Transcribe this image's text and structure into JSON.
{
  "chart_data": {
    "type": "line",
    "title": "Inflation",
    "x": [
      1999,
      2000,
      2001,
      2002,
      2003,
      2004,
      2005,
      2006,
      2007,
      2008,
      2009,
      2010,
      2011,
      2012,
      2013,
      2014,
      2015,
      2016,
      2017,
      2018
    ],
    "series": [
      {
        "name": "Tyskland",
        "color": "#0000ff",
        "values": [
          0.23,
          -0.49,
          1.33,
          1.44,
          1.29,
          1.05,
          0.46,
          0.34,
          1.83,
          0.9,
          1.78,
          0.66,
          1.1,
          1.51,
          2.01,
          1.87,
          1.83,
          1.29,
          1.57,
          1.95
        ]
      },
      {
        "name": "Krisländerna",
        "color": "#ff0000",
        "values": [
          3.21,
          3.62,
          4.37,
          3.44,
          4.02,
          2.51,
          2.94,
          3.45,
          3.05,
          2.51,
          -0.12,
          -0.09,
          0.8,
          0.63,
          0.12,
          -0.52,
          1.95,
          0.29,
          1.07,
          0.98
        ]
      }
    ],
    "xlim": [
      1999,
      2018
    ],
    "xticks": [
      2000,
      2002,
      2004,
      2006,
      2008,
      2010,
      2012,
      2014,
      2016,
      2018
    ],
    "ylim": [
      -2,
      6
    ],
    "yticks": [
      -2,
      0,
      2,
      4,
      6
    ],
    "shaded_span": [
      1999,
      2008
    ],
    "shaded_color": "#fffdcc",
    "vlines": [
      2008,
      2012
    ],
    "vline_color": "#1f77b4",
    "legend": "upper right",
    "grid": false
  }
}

------------------------------------

### WHAT IS EXPECTED
Output the whole listing above again, word for word.

### ANSWER TO THIS PROBLEM
Transcribe this image's text and structure into JSON.
{
  "chart_data": {
    "type": "line",
    "title": "Inflation",
    "x": [
      1999,
      2000,
      2001,
      2002,
      2003,
      2004,
      2005,
      2006,
      2007,
      2008,
      2009,
      2010,
      2011,
      2012,
      2013,
      2014,
      2015,
      2016,
      2017,
      2018
    ],
    "series": [
      {
        "name": "Tyskland",
        "color": "#0000ff",
        "values": [
          0.23,
          -0.49,
          1.33,
          1.44,
          1.29,
          1.05,
          0.46,
          0.34,
          1.83,
          0.9,
          1.78,
          0.66,
          1.1,
          1.51,
          2.01,
          1.87,
          1.83,
          1.29,
          1.57,
          1.95
        ]
      },
      {
        "name": "Krisländerna",
        "color": "#ff0000",
        "values": [
          3.21,
          3.62,
          4.37,
          3.44,
          4.02,
          2.51,
          2.94,
          3.45,
          3.05,
          2.51,
          -0.12,
          -0.09,
          0.8,
          0.63,
          0.12,
          -0.52,
          1.95,
          0.29,
          1.07,
          0.98
        ]
      }
    ],
    "xlim": [
      1999,
      2018
    ],
    "xticks": [
      2000,
      2002,
      2004,
      2006,
      2008,
      2010,
      2012,
      2014,
      2016,
      2018
    ],
    "ylim": [
      -2,
      6
    ],
    "yticks": [
      -2,
      0,
      2,
      4,
      6
    ],
    "shaded_span": [
      1999,
      2008
    ],
    "shaded_color": "#fffdcc",
    "vlines": [
      2008,
      2012
    ],
    "vline_color": "#1f77b4",
    "legend": "upper right",
    "grid": false
  }
}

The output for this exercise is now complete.